### What to work on:
Write out the lines below character for character, beginning with the first one and ending with the line that contains "text-line: panhia de", including that line.
— START OF Data for this task —
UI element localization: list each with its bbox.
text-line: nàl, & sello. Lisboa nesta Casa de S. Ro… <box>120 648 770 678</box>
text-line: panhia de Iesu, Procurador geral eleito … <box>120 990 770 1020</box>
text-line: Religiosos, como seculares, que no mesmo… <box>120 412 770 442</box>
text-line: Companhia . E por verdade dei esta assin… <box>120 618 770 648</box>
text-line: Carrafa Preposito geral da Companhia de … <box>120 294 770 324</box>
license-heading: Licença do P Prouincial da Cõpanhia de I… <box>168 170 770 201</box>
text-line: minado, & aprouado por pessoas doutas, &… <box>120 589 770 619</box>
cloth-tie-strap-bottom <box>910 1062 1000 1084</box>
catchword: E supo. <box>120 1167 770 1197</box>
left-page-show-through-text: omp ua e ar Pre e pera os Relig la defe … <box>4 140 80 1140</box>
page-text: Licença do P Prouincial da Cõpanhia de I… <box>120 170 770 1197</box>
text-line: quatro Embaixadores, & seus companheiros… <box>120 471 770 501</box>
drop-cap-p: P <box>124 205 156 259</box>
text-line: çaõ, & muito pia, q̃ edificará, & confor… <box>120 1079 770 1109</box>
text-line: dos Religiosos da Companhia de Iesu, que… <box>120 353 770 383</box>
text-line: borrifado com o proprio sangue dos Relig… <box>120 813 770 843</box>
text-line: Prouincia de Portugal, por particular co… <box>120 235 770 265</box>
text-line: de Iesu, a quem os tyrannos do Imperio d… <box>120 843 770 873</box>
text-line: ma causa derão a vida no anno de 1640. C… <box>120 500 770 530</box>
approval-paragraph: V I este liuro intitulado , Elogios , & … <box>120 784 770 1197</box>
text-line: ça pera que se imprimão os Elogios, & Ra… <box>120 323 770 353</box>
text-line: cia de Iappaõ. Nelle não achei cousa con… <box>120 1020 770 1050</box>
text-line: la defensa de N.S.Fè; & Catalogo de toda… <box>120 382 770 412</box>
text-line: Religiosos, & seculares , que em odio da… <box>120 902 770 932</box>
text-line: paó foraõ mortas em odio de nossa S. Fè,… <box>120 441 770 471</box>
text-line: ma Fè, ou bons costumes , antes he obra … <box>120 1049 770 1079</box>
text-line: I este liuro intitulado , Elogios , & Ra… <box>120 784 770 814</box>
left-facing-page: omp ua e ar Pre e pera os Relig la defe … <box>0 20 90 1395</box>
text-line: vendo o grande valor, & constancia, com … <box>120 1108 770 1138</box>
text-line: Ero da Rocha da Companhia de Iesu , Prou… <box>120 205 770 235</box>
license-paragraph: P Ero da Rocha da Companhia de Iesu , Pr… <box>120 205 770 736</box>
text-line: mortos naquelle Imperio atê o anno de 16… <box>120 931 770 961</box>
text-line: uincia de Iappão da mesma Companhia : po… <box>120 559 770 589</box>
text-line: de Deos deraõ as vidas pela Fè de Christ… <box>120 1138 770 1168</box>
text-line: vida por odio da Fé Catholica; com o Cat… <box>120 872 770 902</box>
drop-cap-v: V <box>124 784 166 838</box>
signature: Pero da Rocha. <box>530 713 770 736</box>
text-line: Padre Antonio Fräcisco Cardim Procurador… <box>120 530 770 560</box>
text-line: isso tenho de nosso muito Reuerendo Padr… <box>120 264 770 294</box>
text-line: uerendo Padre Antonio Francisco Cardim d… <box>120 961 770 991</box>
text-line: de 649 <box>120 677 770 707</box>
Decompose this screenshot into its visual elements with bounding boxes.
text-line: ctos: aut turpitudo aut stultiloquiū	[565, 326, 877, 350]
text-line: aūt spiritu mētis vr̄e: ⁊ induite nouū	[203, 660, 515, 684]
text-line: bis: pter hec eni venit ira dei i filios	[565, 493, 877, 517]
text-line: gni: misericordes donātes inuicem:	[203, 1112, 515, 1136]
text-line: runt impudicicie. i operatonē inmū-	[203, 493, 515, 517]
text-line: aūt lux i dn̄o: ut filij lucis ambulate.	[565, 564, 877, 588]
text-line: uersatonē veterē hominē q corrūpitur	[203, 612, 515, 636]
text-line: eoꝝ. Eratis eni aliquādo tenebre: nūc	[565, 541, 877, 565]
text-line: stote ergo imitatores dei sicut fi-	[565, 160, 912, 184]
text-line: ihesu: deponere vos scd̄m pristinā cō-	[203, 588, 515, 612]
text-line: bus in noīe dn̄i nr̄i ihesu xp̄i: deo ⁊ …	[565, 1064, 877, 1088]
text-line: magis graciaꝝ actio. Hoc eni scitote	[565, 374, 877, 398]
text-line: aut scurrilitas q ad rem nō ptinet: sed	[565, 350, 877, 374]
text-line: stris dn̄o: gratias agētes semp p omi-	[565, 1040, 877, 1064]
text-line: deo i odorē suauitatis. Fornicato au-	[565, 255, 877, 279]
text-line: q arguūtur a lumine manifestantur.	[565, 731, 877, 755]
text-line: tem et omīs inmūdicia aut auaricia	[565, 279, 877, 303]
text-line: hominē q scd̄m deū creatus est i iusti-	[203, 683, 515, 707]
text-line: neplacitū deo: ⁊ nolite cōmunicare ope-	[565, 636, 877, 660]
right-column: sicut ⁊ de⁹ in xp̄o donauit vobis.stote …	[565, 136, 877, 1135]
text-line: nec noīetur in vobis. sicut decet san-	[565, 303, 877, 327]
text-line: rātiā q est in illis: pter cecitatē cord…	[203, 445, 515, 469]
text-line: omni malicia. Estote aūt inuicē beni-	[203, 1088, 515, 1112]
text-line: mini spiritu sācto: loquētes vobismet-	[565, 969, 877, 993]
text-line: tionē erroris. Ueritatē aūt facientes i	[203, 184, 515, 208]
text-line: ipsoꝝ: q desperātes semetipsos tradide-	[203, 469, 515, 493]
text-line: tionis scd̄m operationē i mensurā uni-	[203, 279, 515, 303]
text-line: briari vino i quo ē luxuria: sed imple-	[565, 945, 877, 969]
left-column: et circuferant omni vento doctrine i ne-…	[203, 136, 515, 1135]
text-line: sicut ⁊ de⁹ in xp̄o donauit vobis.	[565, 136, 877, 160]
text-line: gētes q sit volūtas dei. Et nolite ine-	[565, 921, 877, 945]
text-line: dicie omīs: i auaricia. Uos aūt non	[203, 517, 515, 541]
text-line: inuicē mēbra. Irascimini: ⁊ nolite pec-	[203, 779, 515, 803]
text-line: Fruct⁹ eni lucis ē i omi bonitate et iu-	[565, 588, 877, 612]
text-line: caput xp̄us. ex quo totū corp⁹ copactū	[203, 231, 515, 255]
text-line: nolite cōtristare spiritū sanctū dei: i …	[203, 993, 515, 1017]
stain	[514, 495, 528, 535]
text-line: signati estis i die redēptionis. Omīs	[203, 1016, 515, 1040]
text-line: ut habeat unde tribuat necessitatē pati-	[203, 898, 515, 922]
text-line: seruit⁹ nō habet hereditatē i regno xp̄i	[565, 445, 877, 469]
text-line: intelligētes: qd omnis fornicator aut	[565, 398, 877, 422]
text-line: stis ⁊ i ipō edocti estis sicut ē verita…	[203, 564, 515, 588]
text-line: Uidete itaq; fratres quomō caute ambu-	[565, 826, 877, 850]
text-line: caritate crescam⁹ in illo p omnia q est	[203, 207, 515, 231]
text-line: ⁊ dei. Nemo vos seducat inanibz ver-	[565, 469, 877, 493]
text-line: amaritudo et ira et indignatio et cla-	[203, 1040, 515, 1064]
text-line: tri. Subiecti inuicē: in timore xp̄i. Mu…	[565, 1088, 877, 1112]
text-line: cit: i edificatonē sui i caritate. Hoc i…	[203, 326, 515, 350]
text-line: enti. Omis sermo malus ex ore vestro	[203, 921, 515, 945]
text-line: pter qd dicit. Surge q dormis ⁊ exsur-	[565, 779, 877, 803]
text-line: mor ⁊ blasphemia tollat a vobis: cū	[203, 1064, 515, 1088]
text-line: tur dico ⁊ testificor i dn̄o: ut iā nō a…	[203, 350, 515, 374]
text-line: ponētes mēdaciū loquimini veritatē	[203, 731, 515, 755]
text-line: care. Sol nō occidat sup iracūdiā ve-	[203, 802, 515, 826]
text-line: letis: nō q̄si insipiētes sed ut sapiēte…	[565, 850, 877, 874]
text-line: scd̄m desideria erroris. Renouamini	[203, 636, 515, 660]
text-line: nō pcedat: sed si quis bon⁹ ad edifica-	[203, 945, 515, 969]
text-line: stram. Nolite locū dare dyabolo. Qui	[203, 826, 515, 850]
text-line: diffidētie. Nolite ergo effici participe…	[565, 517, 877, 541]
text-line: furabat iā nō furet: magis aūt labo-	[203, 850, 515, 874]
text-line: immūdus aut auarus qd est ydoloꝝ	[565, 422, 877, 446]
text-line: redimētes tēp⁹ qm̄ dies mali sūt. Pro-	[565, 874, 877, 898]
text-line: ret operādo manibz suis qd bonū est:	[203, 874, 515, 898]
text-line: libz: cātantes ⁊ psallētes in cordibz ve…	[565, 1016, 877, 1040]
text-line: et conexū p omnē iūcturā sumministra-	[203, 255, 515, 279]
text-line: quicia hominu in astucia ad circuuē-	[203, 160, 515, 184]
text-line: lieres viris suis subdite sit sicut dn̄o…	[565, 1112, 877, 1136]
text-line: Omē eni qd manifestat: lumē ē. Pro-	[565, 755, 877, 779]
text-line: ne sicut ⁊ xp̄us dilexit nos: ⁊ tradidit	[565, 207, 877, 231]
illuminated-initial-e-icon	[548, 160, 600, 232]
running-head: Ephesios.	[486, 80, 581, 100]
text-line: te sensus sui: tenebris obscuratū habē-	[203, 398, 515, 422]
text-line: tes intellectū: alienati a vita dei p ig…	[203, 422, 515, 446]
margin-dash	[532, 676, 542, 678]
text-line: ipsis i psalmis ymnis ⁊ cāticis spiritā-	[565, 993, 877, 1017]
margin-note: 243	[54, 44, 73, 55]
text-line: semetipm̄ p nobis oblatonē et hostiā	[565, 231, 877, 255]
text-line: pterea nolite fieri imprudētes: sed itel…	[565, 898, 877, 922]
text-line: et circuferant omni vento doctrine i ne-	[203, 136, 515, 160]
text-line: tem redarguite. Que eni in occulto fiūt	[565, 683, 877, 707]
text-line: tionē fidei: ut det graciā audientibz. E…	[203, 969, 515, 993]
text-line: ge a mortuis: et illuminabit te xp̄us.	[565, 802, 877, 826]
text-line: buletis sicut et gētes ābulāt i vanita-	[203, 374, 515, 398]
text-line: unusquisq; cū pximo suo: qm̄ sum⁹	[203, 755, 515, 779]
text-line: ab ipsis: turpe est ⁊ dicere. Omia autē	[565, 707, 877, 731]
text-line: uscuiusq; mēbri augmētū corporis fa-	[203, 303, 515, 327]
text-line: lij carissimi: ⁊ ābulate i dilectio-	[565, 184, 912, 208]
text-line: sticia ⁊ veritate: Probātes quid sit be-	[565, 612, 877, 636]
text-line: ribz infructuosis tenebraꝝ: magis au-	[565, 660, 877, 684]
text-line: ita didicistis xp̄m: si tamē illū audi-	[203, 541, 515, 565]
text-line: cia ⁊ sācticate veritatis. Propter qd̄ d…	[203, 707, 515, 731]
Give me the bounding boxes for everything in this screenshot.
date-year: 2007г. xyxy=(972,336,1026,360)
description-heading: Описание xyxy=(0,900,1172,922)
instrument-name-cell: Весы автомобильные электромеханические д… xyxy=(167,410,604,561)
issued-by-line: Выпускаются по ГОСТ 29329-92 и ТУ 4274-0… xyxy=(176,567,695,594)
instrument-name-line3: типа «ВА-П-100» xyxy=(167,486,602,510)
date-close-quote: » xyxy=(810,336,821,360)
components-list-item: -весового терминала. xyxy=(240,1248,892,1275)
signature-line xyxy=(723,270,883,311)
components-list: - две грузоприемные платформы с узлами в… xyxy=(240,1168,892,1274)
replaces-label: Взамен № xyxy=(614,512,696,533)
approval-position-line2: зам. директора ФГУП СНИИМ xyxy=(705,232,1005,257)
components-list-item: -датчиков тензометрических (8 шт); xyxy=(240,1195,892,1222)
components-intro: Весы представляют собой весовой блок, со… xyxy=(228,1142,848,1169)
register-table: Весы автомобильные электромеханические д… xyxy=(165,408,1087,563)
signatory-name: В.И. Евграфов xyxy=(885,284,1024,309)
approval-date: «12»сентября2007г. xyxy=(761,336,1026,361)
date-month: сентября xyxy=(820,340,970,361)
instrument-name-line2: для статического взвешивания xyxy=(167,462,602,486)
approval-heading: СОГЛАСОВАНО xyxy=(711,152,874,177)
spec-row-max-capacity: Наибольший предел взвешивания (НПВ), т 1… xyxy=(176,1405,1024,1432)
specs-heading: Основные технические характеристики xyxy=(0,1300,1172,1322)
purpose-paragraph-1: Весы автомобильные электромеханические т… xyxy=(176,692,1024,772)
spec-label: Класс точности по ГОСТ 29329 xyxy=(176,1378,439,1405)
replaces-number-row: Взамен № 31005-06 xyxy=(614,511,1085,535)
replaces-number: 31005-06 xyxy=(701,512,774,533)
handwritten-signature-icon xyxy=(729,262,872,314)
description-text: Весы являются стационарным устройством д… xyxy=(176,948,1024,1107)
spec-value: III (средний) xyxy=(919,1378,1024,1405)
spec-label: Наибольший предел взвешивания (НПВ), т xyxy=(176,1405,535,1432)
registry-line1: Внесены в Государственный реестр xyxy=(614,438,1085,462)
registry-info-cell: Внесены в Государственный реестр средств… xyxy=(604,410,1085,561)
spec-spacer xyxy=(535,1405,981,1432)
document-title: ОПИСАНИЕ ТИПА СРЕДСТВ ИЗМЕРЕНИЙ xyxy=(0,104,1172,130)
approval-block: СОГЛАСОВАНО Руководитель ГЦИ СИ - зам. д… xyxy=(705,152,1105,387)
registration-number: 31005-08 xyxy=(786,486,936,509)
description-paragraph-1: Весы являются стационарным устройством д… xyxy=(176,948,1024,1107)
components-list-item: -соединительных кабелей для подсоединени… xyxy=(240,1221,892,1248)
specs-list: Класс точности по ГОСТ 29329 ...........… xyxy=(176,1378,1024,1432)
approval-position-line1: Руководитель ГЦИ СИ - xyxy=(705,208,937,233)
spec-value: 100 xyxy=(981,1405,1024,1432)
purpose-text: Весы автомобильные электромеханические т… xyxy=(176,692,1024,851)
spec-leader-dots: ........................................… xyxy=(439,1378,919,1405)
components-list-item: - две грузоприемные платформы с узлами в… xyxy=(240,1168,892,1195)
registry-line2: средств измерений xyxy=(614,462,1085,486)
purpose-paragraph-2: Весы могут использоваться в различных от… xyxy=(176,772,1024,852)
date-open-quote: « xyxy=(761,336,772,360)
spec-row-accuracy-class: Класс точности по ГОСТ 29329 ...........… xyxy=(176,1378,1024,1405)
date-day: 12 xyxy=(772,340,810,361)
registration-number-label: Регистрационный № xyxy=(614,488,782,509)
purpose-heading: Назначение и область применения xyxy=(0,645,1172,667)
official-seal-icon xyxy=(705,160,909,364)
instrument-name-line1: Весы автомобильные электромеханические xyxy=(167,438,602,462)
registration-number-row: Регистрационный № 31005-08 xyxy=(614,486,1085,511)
— END OF Data for this task —
### Correct output:
UI element localization: list each with its bbox.
text-line: nàl, & sello. Lisboa nesta Casa de S. Ro… <box>120 648 770 678</box>
text-line: panhia de Iesu, Procurador geral eleito … <box>120 990 770 1020</box>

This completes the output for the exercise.